[Items from a figure collection]

START

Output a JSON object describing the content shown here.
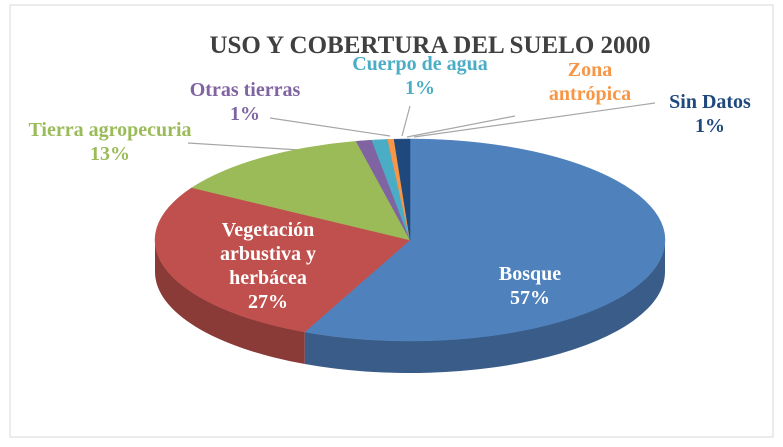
{
  "chart_data": {
    "type": "pie",
    "title": "USO Y COBERTURA DEL SUELO 2000",
    "categories": [
      "Bosque",
      "Vegetación arbustiva y herbácea",
      "Tierra agropecuria",
      "Otras tierras",
      "Cuerpo de agua",
      "Zona antrópica",
      "Sin Datos"
    ],
    "values": [
      57,
      27,
      13,
      1,
      1,
      0.4,
      1
    ],
    "value_labels": [
      "57%",
      "27%",
      "13%",
      "1%",
      "1%",
      null,
      "1%"
    ],
    "colors": [
      "#4f81bd",
      "#c0504d",
      "#9bbb59",
      "#8064a2",
      "#4bacc6",
      "#f79646",
      "#1f497d"
    ],
    "label_colors": [
      "#ffffff",
      "#ffffff",
      "#9bbb59",
      "#8064a2",
      "#4bacc6",
      "#f79646",
      "#1f497d"
    ]
  }
}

END

# WHAT THE TASK ASKS:
Copy the whole of the material above exactly, but not its images.

# ANSWER BELOW:
Output a JSON object describing the content shown here.
{
  "chart_data": {
    "type": "pie",
    "title": "USO Y COBERTURA DEL SUELO 2000",
    "categories": [
      "Bosque",
      "Vegetación arbustiva y herbácea",
      "Tierra agropecuria",
      "Otras tierras",
      "Cuerpo de agua",
      "Zona antrópica",
      "Sin Datos"
    ],
    "values": [
      57,
      27,
      13,
      1,
      1,
      0.4,
      1
    ],
    "value_labels": [
      "57%",
      "27%",
      "13%",
      "1%",
      "1%",
      null,
      "1%"
    ],
    "colors": [
      "#4f81bd",
      "#c0504d",
      "#9bbb59",
      "#8064a2",
      "#4bacc6",
      "#f79646",
      "#1f497d"
    ],
    "label_colors": [
      "#ffffff",
      "#ffffff",
      "#9bbb59",
      "#8064a2",
      "#4bacc6",
      "#f79646",
      "#1f497d"
    ]
  }
}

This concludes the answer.